>> BEGIN Records to process
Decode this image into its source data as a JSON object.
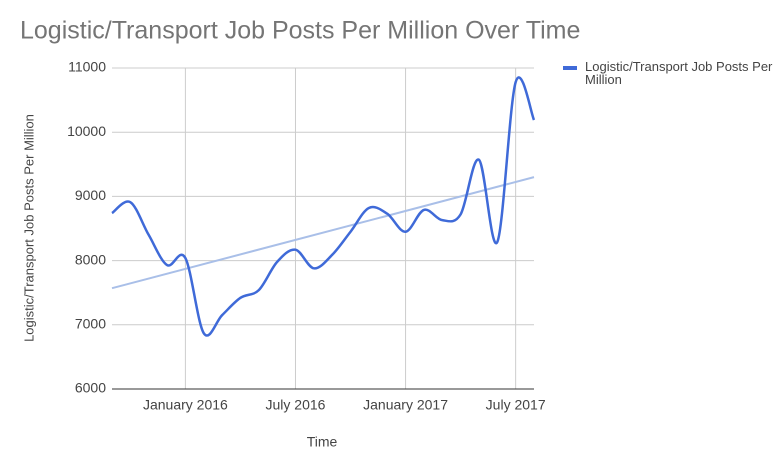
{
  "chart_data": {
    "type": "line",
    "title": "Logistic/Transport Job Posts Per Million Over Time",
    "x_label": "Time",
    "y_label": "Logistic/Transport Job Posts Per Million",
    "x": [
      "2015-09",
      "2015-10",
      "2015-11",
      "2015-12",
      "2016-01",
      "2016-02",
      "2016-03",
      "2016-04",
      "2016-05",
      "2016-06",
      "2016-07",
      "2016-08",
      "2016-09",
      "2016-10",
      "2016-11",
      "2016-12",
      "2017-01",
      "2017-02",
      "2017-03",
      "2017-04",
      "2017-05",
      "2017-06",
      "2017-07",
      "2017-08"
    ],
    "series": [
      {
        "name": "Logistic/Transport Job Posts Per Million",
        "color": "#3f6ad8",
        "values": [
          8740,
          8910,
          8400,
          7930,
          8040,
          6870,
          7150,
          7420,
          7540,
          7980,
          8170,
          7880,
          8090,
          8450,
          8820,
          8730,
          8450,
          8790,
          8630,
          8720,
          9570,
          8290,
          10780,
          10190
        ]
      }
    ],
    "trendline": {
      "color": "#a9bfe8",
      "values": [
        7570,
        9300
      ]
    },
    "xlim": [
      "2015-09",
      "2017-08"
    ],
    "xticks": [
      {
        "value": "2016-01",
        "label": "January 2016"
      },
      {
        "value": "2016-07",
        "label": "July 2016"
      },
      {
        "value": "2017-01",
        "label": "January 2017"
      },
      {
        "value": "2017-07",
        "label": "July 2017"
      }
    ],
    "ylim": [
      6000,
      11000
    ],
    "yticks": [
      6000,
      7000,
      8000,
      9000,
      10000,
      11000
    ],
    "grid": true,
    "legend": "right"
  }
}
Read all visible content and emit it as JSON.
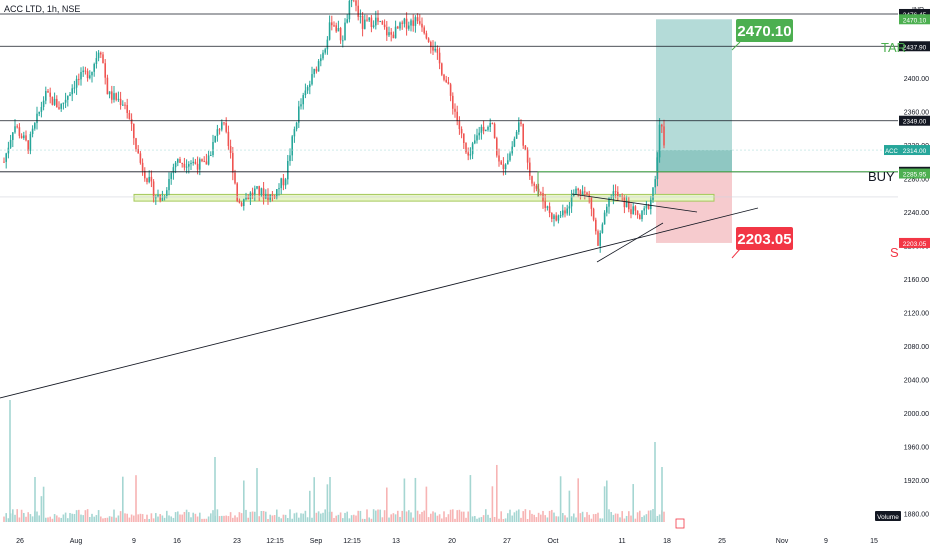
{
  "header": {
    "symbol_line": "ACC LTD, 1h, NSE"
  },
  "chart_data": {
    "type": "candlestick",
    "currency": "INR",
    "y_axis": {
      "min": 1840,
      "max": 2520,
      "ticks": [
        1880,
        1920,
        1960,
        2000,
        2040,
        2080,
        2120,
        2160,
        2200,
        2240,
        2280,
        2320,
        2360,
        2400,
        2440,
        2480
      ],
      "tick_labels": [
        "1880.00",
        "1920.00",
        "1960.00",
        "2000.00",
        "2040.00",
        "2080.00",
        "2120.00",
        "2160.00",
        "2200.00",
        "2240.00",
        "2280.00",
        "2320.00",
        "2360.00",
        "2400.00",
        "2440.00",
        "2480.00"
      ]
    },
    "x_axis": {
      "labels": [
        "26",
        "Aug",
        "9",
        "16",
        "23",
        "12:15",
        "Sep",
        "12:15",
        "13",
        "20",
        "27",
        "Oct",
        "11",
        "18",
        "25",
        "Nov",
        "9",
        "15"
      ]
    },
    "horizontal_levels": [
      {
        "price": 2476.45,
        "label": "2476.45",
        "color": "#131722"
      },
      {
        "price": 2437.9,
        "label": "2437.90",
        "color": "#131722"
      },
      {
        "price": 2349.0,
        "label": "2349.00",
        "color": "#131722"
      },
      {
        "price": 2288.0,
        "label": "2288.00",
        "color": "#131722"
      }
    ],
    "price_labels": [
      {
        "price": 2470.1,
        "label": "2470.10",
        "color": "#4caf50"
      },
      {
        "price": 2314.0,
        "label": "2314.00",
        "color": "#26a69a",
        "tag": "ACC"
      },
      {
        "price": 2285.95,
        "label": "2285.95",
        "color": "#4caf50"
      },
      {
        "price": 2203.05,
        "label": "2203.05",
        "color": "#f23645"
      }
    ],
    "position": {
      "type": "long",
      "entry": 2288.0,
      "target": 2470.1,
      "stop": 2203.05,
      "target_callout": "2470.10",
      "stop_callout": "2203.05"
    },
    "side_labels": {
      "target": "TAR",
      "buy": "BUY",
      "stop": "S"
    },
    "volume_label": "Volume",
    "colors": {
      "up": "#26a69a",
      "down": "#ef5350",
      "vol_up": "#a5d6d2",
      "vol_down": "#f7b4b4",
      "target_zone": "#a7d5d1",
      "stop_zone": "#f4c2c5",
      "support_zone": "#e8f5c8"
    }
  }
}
>> END Records to process
>> BEGIN Records to process
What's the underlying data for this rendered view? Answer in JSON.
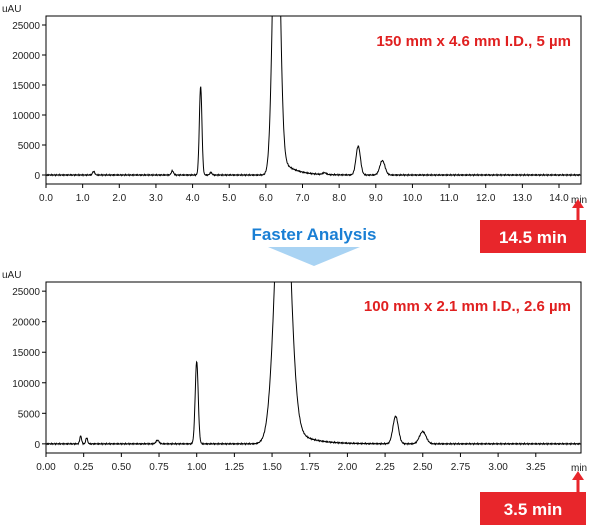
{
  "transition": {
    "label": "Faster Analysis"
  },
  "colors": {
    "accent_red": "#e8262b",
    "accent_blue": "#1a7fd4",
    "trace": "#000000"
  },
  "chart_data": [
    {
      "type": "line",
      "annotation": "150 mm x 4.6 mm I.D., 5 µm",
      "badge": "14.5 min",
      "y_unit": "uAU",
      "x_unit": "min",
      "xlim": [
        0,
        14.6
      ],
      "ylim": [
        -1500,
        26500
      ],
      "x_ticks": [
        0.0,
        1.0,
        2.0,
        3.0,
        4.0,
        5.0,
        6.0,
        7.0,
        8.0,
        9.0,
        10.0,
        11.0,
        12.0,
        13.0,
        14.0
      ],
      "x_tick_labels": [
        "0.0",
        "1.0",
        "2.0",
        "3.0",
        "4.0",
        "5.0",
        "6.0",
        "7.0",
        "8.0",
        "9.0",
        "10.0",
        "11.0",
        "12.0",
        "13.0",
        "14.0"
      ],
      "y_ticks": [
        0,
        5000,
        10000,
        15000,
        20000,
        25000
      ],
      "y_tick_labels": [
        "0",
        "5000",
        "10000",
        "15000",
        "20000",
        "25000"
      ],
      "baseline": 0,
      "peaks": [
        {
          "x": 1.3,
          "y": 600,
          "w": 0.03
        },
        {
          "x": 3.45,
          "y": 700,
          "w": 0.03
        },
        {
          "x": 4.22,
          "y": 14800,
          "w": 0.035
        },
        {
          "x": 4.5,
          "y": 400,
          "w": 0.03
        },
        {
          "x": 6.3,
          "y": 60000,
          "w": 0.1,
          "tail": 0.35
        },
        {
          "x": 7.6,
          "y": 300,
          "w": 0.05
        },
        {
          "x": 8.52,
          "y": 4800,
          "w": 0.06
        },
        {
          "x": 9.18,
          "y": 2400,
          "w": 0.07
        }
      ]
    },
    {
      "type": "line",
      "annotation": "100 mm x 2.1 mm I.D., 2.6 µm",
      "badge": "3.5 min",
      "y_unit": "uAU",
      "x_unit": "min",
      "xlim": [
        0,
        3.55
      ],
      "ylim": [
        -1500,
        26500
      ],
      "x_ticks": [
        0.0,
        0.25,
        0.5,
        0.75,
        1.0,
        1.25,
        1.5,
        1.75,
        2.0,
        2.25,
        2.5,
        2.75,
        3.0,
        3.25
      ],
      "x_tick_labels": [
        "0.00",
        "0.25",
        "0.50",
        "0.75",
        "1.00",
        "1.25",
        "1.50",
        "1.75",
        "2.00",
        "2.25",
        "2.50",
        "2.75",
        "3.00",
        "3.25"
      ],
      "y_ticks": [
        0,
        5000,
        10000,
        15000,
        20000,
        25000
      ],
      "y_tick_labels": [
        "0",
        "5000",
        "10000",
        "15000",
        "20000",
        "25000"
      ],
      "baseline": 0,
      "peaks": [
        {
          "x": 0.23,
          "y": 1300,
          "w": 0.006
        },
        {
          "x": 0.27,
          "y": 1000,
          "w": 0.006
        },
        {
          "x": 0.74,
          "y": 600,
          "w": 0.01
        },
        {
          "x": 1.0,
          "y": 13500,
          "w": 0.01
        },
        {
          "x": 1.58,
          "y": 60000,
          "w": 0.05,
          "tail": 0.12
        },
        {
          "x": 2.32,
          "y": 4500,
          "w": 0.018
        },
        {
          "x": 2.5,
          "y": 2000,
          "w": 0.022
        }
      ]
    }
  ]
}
>> END Records to process
>> BEGIN Records to process
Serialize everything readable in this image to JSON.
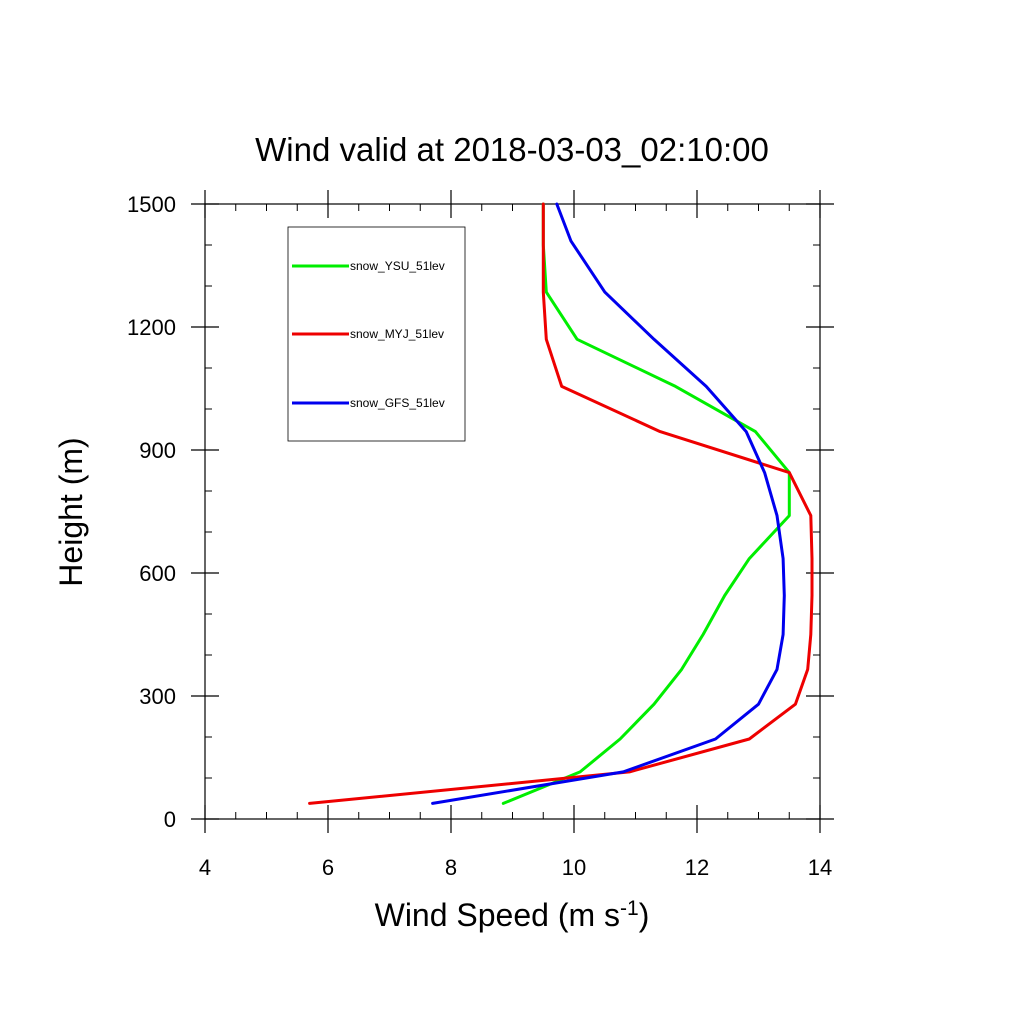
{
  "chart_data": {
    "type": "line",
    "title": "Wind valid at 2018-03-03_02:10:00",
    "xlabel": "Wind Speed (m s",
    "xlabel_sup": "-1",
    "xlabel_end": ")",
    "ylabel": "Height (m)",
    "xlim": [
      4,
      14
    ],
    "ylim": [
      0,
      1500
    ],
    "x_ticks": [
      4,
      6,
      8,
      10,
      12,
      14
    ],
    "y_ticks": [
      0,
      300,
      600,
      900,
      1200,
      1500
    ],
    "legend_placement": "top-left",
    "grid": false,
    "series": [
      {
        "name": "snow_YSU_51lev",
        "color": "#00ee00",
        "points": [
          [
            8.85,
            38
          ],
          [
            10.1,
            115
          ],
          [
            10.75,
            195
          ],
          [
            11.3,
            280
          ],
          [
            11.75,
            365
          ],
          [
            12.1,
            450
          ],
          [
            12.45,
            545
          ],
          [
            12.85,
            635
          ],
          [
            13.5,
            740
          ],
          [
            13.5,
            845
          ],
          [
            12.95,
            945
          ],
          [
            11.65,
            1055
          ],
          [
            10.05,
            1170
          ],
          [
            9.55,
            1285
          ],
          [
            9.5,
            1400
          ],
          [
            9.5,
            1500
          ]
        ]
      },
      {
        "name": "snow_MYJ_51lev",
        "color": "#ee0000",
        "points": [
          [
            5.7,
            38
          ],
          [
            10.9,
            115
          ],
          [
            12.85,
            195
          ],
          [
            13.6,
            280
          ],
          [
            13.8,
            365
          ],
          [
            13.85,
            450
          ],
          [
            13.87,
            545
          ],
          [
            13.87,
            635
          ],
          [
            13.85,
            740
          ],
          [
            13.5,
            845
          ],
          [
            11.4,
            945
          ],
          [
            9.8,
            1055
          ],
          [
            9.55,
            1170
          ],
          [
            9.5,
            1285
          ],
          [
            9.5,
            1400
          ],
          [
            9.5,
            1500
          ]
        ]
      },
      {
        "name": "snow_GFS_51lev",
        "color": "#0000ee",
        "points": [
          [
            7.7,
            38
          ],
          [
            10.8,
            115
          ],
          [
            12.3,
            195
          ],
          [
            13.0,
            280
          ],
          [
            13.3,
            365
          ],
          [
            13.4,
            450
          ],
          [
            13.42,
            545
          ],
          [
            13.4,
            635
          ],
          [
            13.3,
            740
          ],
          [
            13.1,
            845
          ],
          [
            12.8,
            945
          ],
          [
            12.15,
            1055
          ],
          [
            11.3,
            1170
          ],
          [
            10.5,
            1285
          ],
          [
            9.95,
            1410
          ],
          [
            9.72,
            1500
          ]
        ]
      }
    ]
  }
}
>> END Records to process
## Brief
Pick out the lines containing the string "JSON".

## Written reply
Decode this image into its source data as a JSON object.
Read all visible content and emit it as JSON.
What's the underlying data for this rendered view? Answer in JSON.
Serialize everything readable in this image to JSON.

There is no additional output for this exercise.